╔══
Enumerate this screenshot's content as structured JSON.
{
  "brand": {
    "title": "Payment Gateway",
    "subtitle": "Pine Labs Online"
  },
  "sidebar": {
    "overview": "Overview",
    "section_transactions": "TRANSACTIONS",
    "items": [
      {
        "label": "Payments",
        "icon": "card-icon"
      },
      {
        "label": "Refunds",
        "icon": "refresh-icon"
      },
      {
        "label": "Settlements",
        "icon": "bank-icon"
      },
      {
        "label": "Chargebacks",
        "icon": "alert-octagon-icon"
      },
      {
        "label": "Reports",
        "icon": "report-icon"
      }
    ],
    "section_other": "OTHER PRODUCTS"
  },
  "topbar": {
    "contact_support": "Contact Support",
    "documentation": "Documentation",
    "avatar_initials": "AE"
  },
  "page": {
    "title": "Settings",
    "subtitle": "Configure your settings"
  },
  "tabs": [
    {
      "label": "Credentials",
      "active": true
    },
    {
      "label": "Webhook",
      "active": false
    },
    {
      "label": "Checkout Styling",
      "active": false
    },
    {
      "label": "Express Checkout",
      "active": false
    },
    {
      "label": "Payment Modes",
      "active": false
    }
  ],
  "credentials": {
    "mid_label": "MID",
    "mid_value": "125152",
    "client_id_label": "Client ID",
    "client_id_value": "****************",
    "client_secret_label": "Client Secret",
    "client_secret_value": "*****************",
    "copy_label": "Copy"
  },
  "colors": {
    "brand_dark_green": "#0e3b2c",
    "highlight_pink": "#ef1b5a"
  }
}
╚══
╔══
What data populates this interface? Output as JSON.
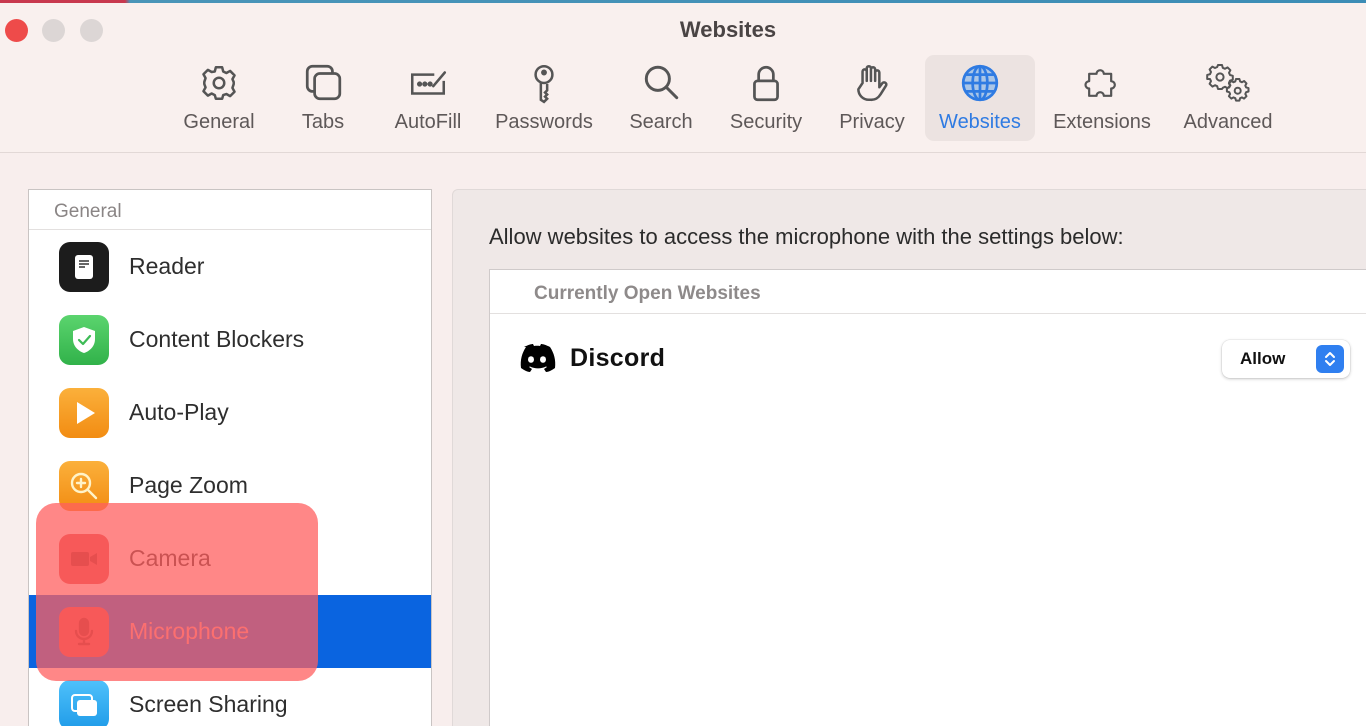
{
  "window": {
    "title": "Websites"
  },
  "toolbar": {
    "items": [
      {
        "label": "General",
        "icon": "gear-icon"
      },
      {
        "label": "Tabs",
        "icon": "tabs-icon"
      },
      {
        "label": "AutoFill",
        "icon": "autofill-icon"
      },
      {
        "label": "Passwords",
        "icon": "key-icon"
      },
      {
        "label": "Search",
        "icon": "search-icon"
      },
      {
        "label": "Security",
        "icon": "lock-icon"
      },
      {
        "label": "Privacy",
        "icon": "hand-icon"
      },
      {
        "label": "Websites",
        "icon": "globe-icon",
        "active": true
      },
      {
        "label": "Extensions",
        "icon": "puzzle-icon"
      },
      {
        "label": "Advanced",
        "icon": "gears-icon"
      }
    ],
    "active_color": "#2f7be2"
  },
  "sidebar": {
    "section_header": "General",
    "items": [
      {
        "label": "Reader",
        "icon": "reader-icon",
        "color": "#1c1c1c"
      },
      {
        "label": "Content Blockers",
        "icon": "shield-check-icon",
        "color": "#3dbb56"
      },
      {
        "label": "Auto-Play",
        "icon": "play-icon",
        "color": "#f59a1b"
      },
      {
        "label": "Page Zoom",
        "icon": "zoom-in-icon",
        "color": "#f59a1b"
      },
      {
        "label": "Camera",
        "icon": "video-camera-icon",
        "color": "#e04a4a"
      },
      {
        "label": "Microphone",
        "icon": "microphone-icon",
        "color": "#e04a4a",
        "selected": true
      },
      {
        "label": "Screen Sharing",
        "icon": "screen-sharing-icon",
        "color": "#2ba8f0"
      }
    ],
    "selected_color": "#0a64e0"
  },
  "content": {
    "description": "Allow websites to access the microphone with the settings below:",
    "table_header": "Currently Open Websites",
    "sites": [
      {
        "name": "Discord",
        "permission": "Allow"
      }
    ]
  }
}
╚══
* What is needed *
From the listing above, copy all lines holding the word "this".

* Complete output *
Enumerate this screenshot's content as structured JSON.
What data populates this interface? Output as JSON.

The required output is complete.